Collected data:
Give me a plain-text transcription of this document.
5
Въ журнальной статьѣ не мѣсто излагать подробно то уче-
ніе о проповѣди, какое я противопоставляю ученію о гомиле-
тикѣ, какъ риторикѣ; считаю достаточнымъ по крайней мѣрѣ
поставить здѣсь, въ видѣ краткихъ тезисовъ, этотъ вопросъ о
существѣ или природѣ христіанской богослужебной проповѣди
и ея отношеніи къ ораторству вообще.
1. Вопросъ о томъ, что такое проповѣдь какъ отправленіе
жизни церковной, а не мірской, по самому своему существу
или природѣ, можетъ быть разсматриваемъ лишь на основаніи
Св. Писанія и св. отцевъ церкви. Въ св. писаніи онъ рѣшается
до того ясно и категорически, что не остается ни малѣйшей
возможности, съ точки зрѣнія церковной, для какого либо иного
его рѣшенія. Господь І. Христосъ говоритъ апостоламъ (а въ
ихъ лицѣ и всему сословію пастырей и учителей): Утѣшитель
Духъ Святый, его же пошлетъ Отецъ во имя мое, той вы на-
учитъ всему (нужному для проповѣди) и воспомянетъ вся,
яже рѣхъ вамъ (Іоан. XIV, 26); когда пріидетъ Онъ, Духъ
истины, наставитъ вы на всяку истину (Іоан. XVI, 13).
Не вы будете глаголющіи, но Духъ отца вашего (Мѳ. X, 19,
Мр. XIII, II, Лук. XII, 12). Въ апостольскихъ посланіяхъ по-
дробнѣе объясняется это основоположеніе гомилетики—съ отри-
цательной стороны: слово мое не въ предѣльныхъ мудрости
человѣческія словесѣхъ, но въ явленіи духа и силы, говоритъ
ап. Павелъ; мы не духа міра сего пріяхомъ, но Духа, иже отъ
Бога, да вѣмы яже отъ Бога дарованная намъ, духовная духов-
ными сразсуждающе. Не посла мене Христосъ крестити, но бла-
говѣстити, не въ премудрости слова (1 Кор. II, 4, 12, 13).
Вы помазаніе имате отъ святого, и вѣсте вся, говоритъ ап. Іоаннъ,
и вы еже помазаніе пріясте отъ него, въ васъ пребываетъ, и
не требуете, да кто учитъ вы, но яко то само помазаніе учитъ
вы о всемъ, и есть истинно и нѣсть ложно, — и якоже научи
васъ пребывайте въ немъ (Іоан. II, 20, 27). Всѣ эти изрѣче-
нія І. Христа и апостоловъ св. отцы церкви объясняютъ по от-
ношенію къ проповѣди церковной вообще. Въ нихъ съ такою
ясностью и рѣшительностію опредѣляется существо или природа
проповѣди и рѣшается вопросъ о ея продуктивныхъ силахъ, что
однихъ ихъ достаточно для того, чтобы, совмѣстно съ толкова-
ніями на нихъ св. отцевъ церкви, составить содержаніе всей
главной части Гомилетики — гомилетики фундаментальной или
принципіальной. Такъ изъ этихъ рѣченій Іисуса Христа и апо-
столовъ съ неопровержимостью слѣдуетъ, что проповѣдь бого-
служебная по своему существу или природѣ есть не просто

Goal | Pull out every line of the records above that contains the word "помазаніе".

Full answer |
Вы помазаніе имате отъ святого, и вѣсте вся, говоритъ ап. Іоаннъ,
и вы еже помазаніе пріясте отъ него, въ васъ пребываетъ, и
не требуете, да кто учитъ вы, но яко то само помазаніе учитъ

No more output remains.